## Stated task
Every line below is to be quoted exactly, with nothing added or dropped.

## Entries

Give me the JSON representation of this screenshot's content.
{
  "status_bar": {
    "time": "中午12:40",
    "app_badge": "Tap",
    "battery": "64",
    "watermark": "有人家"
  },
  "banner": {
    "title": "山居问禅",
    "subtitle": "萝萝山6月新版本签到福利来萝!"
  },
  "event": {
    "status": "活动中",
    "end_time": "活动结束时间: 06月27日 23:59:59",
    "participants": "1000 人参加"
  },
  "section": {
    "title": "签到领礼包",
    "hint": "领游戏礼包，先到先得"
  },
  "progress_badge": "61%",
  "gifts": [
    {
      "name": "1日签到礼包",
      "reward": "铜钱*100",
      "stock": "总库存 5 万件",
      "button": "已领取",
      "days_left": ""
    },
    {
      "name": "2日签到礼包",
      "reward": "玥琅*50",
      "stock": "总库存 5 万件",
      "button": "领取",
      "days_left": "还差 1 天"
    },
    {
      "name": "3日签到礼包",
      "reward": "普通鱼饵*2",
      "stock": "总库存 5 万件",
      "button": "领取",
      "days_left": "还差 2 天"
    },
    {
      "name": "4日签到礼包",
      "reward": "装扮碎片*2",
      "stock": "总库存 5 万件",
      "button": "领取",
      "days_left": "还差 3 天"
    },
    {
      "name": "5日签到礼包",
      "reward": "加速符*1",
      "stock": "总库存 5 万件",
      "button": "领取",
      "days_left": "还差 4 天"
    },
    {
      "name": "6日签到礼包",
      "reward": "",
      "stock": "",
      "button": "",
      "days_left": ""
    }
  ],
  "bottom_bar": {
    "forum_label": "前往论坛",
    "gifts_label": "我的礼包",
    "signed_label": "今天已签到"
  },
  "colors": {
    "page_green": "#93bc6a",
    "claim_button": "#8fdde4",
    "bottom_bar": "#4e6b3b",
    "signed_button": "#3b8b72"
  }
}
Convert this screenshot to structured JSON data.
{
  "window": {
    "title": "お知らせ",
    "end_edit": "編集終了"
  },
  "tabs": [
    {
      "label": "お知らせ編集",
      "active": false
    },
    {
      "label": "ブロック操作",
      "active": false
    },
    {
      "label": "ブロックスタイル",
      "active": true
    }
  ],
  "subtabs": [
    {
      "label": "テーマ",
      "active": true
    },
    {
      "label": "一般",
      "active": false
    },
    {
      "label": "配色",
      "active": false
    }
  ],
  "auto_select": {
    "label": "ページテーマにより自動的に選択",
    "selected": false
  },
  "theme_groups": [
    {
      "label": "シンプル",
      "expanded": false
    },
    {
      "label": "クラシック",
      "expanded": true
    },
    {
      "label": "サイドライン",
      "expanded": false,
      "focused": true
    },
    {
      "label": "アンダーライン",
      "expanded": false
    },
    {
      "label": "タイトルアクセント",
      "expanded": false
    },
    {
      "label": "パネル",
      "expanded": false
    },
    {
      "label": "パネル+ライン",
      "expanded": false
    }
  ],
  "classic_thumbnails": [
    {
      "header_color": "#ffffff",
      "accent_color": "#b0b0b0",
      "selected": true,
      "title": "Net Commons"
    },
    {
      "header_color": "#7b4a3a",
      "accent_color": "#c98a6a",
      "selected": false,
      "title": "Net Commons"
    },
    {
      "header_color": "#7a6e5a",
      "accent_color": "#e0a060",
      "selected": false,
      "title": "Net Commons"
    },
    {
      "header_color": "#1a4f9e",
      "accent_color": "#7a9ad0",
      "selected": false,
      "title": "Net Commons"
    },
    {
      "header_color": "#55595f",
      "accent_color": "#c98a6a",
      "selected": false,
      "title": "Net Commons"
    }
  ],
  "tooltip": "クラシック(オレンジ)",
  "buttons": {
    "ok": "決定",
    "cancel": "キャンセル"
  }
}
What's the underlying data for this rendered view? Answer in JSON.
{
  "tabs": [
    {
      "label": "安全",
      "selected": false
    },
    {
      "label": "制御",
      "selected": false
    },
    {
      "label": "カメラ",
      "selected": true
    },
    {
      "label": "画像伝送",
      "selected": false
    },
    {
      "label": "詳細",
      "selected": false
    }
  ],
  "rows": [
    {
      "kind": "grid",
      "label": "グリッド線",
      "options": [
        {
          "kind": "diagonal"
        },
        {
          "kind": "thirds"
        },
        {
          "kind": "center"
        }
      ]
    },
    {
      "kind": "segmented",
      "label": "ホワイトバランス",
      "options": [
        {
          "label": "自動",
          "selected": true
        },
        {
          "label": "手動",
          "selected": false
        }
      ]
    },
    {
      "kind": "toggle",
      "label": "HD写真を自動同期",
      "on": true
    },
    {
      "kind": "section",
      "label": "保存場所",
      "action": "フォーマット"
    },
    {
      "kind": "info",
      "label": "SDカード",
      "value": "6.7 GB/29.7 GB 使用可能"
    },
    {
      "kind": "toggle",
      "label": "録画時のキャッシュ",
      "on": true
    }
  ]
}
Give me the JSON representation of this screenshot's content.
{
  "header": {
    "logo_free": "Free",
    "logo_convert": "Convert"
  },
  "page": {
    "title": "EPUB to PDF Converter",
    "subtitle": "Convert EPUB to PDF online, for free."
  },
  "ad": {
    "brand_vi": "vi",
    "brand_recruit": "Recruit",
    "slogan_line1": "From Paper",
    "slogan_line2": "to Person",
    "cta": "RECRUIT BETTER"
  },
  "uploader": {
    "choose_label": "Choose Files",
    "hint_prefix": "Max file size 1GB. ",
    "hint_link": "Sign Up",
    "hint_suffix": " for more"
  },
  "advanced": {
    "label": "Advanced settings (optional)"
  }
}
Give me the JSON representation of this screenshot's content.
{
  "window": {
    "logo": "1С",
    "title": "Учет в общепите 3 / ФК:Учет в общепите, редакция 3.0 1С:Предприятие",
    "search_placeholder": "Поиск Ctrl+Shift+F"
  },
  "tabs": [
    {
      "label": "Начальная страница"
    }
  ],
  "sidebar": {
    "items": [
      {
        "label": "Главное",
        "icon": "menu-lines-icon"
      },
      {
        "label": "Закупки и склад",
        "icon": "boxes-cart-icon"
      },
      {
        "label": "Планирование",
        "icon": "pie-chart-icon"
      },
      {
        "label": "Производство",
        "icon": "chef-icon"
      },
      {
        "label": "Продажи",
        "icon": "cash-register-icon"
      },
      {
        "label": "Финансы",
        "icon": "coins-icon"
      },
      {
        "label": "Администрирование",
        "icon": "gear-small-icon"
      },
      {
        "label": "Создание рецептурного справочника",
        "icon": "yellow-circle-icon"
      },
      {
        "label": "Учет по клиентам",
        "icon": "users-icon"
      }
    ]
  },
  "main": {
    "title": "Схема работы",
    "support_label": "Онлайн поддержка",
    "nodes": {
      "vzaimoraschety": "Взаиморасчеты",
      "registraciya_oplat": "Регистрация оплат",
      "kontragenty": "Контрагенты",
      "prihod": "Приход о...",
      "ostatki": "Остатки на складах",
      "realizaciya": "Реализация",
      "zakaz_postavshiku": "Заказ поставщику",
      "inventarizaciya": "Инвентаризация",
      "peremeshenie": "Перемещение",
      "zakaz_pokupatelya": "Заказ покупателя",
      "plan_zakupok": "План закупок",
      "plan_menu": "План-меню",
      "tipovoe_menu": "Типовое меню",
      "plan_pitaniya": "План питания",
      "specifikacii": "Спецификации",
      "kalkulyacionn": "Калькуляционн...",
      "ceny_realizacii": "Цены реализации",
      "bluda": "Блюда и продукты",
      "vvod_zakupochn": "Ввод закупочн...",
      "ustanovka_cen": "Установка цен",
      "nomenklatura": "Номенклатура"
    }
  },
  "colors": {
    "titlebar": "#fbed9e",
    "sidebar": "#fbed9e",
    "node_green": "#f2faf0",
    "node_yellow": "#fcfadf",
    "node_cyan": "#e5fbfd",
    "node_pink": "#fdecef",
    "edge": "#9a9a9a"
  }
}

## Result below
Give me the JSON representation of this screenshot's content.
{
  "status_bar": {
    "time": "中午12:40",
    "app_badge": "Tap",
    "battery": "64",
    "watermark": "有人家"
  },
  "banner": {
    "title": "山居问禅",
    "subtitle": "萝萝山6月新版本签到福利来萝!"
  },
  "event": {
    "status": "活动中",
    "end_time": "活动结束时间: 06月27日 23:59:59",
    "participants": "1000 人参加"
  },
  "section": {
    "title": "签到领礼包",
    "hint": "领游戏礼包，先到先得"
  },
  "progress_badge": "61%",
  "gifts": [
    {
      "name": "1日签到礼包",
      "reward": "铜钱*100",
      "stock": "总库存 5 万件",
      "button": "已领取",
      "days_left": ""
    },
    {
      "name": "2日签到礼包",
      "reward": "玥琅*50",
      "stock": "总库存 5 万件",
      "button": "领取",
      "days_left": "还差 1 天"
    },
    {
      "name": "3日签到礼包",
      "reward": "普通鱼饵*2",
      "stock": "总库存 5 万件",
      "button": "领取",
      "days_left": "还差 2 天"
    },
    {
      "name": "4日签到礼包",
      "reward": "装扮碎片*2",
      "stock": "总库存 5 万件",
      "button": "领取",
      "days_left": "还差 3 天"
    },
    {
      "name": "5日签到礼包",
      "reward": "加速符*1",
      "stock": "总库存 5 万件",
      "button": "领取",
      "days_left": "还差 4 天"
    },
    {
      "name": "6日签到礼包",
      "reward": "",
      "stock": "",
      "button": "",
      "days_left": ""
    }
  ],
  "bottom_bar": {
    "forum_label": "前往论坛",
    "gifts_label": "我的礼包",
    "signed_label": "今天已签到"
  },
  "colors": {
    "page_green": "#93bc6a",
    "claim_button": "#8fdde4",
    "bottom_bar": "#4e6b3b",
    "signed_button": "#3b8b72"
  }
}
Convert this screenshot to structured JSON data.
{
  "window": {
    "title": "お知らせ",
    "end_edit": "編集終了"
  },
  "tabs": [
    {
      "label": "お知らせ編集",
      "active": false
    },
    {
      "label": "ブロック操作",
      "active": false
    },
    {
      "label": "ブロックスタイル",
      "active": true
    }
  ],
  "subtabs": [
    {
      "label": "テーマ",
      "active": true
    },
    {
      "label": "一般",
      "active": false
    },
    {
      "label": "配色",
      "active": false
    }
  ],
  "auto_select": {
    "label": "ページテーマにより自動的に選択",
    "selected": false
  },
  "theme_groups": [
    {
      "label": "シンプル",
      "expanded": false
    },
    {
      "label": "クラシック",
      "expanded": true
    },
    {
      "label": "サイドライン",
      "expanded": false,
      "focused": true
    },
    {
      "label": "アンダーライン",
      "expanded": false
    },
    {
      "label": "タイトルアクセント",
      "expanded": false
    },
    {
      "label": "パネル",
      "expanded": false
    },
    {
      "label": "パネル+ライン",
      "expanded": false
    }
  ],
  "classic_thumbnails": [
    {
      "header_color": "#ffffff",
      "accent_color": "#b0b0b0",
      "selected": true,
      "title": "Net Commons"
    },
    {
      "header_color": "#7b4a3a",
      "accent_color": "#c98a6a",
      "selected": false,
      "title": "Net Commons"
    },
    {
      "header_color": "#7a6e5a",
      "accent_color": "#e0a060",
      "selected": false,
      "title": "Net Commons"
    },
    {
      "header_color": "#1a4f9e",
      "accent_color": "#7a9ad0",
      "selected": false,
      "title": "Net Commons"
    },
    {
      "header_color": "#55595f",
      "accent_color": "#c98a6a",
      "selected": false,
      "title": "Net Commons"
    }
  ],
  "tooltip": "クラシック(オレンジ)",
  "buttons": {
    "ok": "決定",
    "cancel": "キャンセル"
  }
}
What's the underlying data for this rendered view? Answer in JSON.
{
  "tabs": [
    {
      "label": "安全",
      "selected": false
    },
    {
      "label": "制御",
      "selected": false
    },
    {
      "label": "カメラ",
      "selected": true
    },
    {
      "label": "画像伝送",
      "selected": false
    },
    {
      "label": "詳細",
      "selected": false
    }
  ],
  "rows": [
    {
      "kind": "grid",
      "label": "グリッド線",
      "options": [
        {
          "kind": "diagonal"
        },
        {
          "kind": "thirds"
        },
        {
          "kind": "center"
        }
      ]
    },
    {
      "kind": "segmented",
      "label": "ホワイトバランス",
      "options": [
        {
          "label": "自動",
          "selected": true
        },
        {
          "label": "手動",
          "selected": false
        }
      ]
    },
    {
      "kind": "toggle",
      "label": "HD写真を自動同期",
      "on": true
    },
    {
      "kind": "section",
      "label": "保存場所",
      "action": "フォーマット"
    },
    {
      "kind": "info",
      "label": "SDカード",
      "value": "6.7 GB/29.7 GB 使用可能"
    },
    {
      "kind": "toggle",
      "label": "録画時のキャッシュ",
      "on": true
    }
  ]
}
Give me the JSON representation of this screenshot's content.
{
  "header": {
    "logo_free": "Free",
    "logo_convert": "Convert"
  },
  "page": {
    "title": "EPUB to PDF Converter",
    "subtitle": "Convert EPUB to PDF online, for free."
  },
  "ad": {
    "brand_vi": "vi",
    "brand_recruit": "Recruit",
    "slogan_line1": "From Paper",
    "slogan_line2": "to Person",
    "cta": "RECRUIT BETTER"
  },
  "uploader": {
    "choose_label": "Choose Files",
    "hint_prefix": "Max file size 1GB. ",
    "hint_link": "Sign Up",
    "hint_suffix": " for more"
  },
  "advanced": {
    "label": "Advanced settings (optional)"
  }
}
Give me the JSON representation of this screenshot's content.
{
  "window": {
    "logo": "1С",
    "title": "Учет в общепите 3 / ФК:Учет в общепите, редакция 3.0 1С:Предприятие",
    "search_placeholder": "Поиск Ctrl+Shift+F"
  },
  "tabs": [
    {
      "label": "Начальная страница"
    }
  ],
  "sidebar": {
    "items": [
      {
        "label": "Главное",
        "icon": "menu-lines-icon"
      },
      {
        "label": "Закупки и склад",
        "icon": "boxes-cart-icon"
      },
      {
        "label": "Планирование",
        "icon": "pie-chart-icon"
      },
      {
        "label": "Производство",
        "icon": "chef-icon"
      },
      {
        "label": "Продажи",
        "icon": "cash-register-icon"
      },
      {
        "label": "Финансы",
        "icon": "coins-icon"
      },
      {
        "label": "Администрирование",
        "icon": "gear-small-icon"
      },
      {
        "label": "Создание рецептурного справочника",
        "icon": "yellow-circle-icon"
      },
      {
        "label": "Учет по клиентам",
        "icon": "users-icon"
      }
    ]
  },
  "main": {
    "title": "Схема работы",
    "support_label": "Онлайн поддержка",
    "nodes": {
      "vzaimoraschety": "Взаиморасчеты",
      "registraciya_oplat": "Регистрация оплат",
      "kontragenty": "Контрагенты",
      "prihod": "Приход о...",
      "ostatki": "Остатки на складах",
      "realizaciya": "Реализация",
      "zakaz_postavshiku": "Заказ поставщику",
      "inventarizaciya": "Инвентаризация",
      "peremeshenie": "Перемещение",
      "zakaz_pokupatelya": "Заказ покупателя",
      "plan_zakupok": "План закупок",
      "plan_menu": "План-меню",
      "tipovoe_menu": "Типовое меню",
      "plan_pitaniya": "План питания",
      "specifikacii": "Спецификации",
      "kalkulyacionn": "Калькуляционн...",
      "ceny_realizacii": "Цены реализации",
      "bluda": "Блюда и продукты",
      "vvod_zakupochn": "Ввод закупочн...",
      "ustanovka_cen": "Установка цен",
      "nomenklatura": "Номенклатура"
    }
  },
  "colors": {
    "titlebar": "#fbed9e",
    "sidebar": "#fbed9e",
    "node_green": "#f2faf0",
    "node_yellow": "#fcfadf",
    "node_cyan": "#e5fbfd",
    "node_pink": "#fdecef",
    "edge": "#9a9a9a"
  }
}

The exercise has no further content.